-- Begin --
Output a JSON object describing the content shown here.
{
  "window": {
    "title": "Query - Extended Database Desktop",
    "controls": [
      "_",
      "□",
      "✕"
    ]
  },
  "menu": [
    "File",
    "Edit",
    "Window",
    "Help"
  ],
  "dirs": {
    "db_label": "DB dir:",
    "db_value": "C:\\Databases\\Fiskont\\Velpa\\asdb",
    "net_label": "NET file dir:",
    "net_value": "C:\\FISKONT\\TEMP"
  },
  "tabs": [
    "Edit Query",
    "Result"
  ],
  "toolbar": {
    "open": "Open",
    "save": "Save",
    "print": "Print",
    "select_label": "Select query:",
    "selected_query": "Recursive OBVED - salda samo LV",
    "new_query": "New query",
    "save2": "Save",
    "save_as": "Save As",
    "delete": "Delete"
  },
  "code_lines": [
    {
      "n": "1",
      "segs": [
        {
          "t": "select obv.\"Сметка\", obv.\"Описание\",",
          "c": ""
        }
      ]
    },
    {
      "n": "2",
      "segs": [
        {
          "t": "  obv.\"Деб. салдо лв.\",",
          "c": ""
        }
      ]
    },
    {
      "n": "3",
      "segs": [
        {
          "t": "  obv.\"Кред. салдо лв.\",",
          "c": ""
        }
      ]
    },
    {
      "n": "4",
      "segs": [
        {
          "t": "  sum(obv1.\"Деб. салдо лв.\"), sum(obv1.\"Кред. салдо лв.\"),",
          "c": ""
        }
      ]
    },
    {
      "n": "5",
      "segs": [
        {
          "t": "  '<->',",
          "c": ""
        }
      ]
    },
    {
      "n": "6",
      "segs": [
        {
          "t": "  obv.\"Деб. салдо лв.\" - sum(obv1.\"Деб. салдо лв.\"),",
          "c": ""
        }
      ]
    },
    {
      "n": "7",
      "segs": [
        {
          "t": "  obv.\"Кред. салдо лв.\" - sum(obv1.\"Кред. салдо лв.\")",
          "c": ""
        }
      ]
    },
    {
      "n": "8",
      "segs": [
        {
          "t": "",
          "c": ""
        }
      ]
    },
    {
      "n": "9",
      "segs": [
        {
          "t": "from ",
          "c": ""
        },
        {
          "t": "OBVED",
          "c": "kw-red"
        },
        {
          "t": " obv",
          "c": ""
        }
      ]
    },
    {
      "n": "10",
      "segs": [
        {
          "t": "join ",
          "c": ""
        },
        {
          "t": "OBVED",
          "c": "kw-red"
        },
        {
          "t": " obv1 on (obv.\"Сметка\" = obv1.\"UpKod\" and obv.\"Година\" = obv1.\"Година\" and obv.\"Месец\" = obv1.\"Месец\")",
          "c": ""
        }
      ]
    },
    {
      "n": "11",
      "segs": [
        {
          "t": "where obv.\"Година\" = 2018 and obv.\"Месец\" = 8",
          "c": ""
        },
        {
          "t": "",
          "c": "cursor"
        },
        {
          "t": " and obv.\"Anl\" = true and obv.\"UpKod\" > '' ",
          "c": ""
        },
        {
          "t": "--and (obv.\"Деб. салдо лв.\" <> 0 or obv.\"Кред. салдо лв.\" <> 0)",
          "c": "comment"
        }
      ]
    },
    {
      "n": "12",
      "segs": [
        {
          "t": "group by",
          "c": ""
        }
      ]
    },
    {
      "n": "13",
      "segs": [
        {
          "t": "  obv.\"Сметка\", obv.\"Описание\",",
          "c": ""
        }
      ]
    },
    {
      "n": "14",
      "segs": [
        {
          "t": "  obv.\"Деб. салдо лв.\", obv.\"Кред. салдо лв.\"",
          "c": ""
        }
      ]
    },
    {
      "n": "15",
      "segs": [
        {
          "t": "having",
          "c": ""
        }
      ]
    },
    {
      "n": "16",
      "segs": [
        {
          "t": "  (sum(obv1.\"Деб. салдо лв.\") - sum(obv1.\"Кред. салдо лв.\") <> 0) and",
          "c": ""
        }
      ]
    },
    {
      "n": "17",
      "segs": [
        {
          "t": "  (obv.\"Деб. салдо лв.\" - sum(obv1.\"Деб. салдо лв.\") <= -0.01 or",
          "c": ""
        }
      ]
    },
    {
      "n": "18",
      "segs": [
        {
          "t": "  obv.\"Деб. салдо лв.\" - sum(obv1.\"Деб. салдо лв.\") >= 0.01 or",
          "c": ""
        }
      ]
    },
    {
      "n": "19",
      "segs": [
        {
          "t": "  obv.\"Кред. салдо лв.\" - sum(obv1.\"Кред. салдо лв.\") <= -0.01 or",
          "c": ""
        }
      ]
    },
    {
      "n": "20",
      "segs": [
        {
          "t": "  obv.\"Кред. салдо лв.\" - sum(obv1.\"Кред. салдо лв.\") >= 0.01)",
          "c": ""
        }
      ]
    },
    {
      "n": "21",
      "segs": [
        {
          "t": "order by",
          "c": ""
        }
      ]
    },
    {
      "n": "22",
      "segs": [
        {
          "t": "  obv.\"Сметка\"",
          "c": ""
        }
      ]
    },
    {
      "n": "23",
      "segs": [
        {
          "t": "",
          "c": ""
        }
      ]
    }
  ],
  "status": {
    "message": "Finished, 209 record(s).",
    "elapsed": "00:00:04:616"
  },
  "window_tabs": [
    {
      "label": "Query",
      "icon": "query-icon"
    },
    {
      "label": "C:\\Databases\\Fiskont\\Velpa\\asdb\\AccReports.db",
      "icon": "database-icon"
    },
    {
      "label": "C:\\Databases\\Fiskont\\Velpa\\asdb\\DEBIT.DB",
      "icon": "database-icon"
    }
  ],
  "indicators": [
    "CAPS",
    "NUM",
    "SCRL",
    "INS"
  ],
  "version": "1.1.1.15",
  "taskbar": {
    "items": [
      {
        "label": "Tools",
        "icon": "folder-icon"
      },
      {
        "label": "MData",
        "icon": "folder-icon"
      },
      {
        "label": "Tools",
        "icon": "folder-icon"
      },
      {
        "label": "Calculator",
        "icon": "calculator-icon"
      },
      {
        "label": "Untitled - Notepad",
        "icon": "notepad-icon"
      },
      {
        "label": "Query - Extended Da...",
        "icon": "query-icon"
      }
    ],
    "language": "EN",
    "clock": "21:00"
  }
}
-- End --
THE REQUEST: Print every record exactly as it was given.

RESPONSE TO THE TASK:
Output a JSON object describing the content shown here.
{
  "window": {
    "title": "Query - Extended Database Desktop",
    "controls": [
      "_",
      "□",
      "✕"
    ]
  },
  "menu": [
    "File",
    "Edit",
    "Window",
    "Help"
  ],
  "dirs": {
    "db_label": "DB dir:",
    "db_value": "C:\\Databases\\Fiskont\\Velpa\\asdb",
    "net_label": "NET file dir:",
    "net_value": "C:\\FISKONT\\TEMP"
  },
  "tabs": [
    "Edit Query",
    "Result"
  ],
  "toolbar": {
    "open": "Open",
    "save": "Save",
    "print": "Print",
    "select_label": "Select query:",
    "selected_query": "Recursive OBVED - salda samo LV",
    "new_query": "New query",
    "save2": "Save",
    "save_as": "Save As",
    "delete": "Delete"
  },
  "code_lines": [
    {
      "n": "1",
      "segs": [
        {
          "t": "select obv.\"Сметка\", obv.\"Описание\",",
          "c": ""
        }
      ]
    },
    {
      "n": "2",
      "segs": [
        {
          "t": "  obv.\"Деб. салдо лв.\",",
          "c": ""
        }
      ]
    },
    {
      "n": "3",
      "segs": [
        {
          "t": "  obv.\"Кред. салдо лв.\",",
          "c": ""
        }
      ]
    },
    {
      "n": "4",
      "segs": [
        {
          "t": "  sum(obv1.\"Деб. салдо лв.\"), sum(obv1.\"Кред. салдо лв.\"),",
          "c": ""
        }
      ]
    },
    {
      "n": "5",
      "segs": [
        {
          "t": "  '<->',",
          "c": ""
        }
      ]
    },
    {
      "n": "6",
      "segs": [
        {
          "t": "  obv.\"Деб. салдо лв.\" - sum(obv1.\"Деб. салдо лв.\"),",
          "c": ""
        }
      ]
    },
    {
      "n": "7",
      "segs": [
        {
          "t": "  obv.\"Кред. салдо лв.\" - sum(obv1.\"Кред. салдо лв.\")",
          "c": ""
        }
      ]
    },
    {
      "n": "8",
      "segs": [
        {
          "t": "",
          "c": ""
        }
      ]
    },
    {
      "n": "9",
      "segs": [
        {
          "t": "from ",
          "c": ""
        },
        {
          "t": "OBVED",
          "c": "kw-red"
        },
        {
          "t": " obv",
          "c": ""
        }
      ]
    },
    {
      "n": "10",
      "segs": [
        {
          "t": "join ",
          "c": ""
        },
        {
          "t": "OBVED",
          "c": "kw-red"
        },
        {
          "t": " obv1 on (obv.\"Сметка\" = obv1.\"UpKod\" and obv.\"Година\" = obv1.\"Година\" and obv.\"Месец\" = obv1.\"Месец\")",
          "c": ""
        }
      ]
    },
    {
      "n": "11",
      "segs": [
        {
          "t": "where obv.\"Година\" = 2018 and obv.\"Месец\" = 8",
          "c": ""
        },
        {
          "t": "",
          "c": "cursor"
        },
        {
          "t": " and obv.\"Anl\" = true and obv.\"UpKod\" > '' ",
          "c": ""
        },
        {
          "t": "--and (obv.\"Деб. салдо лв.\" <> 0 or obv.\"Кред. салдо лв.\" <> 0)",
          "c": "comment"
        }
      ]
    },
    {
      "n": "12",
      "segs": [
        {
          "t": "group by",
          "c": ""
        }
      ]
    },
    {
      "n": "13",
      "segs": [
        {
          "t": "  obv.\"Сметка\", obv.\"Описание\",",
          "c": ""
        }
      ]
    },
    {
      "n": "14",
      "segs": [
        {
          "t": "  obv.\"Деб. салдо лв.\", obv.\"Кред. салдо лв.\"",
          "c": ""
        }
      ]
    },
    {
      "n": "15",
      "segs": [
        {
          "t": "having",
          "c": ""
        }
      ]
    },
    {
      "n": "16",
      "segs": [
        {
          "t": "  (sum(obv1.\"Деб. салдо лв.\") - sum(obv1.\"Кред. салдо лв.\") <> 0) and",
          "c": ""
        }
      ]
    },
    {
      "n": "17",
      "segs": [
        {
          "t": "  (obv.\"Деб. салдо лв.\" - sum(obv1.\"Деб. салдо лв.\") <= -0.01 or",
          "c": ""
        }
      ]
    },
    {
      "n": "18",
      "segs": [
        {
          "t": "  obv.\"Деб. салдо лв.\" - sum(obv1.\"Деб. салдо лв.\") >= 0.01 or",
          "c": ""
        }
      ]
    },
    {
      "n": "19",
      "segs": [
        {
          "t": "  obv.\"Кред. салдо лв.\" - sum(obv1.\"Кред. салдо лв.\") <= -0.01 or",
          "c": ""
        }
      ]
    },
    {
      "n": "20",
      "segs": [
        {
          "t": "  obv.\"Кред. салдо лв.\" - sum(obv1.\"Кред. салдо лв.\") >= 0.01)",
          "c": ""
        }
      ]
    },
    {
      "n": "21",
      "segs": [
        {
          "t": "order by",
          "c": ""
        }
      ]
    },
    {
      "n": "22",
      "segs": [
        {
          "t": "  obv.\"Сметка\"",
          "c": ""
        }
      ]
    },
    {
      "n": "23",
      "segs": [
        {
          "t": "",
          "c": ""
        }
      ]
    }
  ],
  "status": {
    "message": "Finished, 209 record(s).",
    "elapsed": "00:00:04:616"
  },
  "window_tabs": [
    {
      "label": "Query",
      "icon": "query-icon"
    },
    {
      "label": "C:\\Databases\\Fiskont\\Velpa\\asdb\\AccReports.db",
      "icon": "database-icon"
    },
    {
      "label": "C:\\Databases\\Fiskont\\Velpa\\asdb\\DEBIT.DB",
      "icon": "database-icon"
    }
  ],
  "indicators": [
    "CAPS",
    "NUM",
    "SCRL",
    "INS"
  ],
  "version": "1.1.1.15",
  "taskbar": {
    "items": [
      {
        "label": "Tools",
        "icon": "folder-icon"
      },
      {
        "label": "MData",
        "icon": "folder-icon"
      },
      {
        "label": "Tools",
        "icon": "folder-icon"
      },
      {
        "label": "Calculator",
        "icon": "calculator-icon"
      },
      {
        "label": "Untitled - Notepad",
        "icon": "notepad-icon"
      },
      {
        "label": "Query - Extended Da...",
        "icon": "query-icon"
      }
    ],
    "language": "EN",
    "clock": "21:00"
  }
}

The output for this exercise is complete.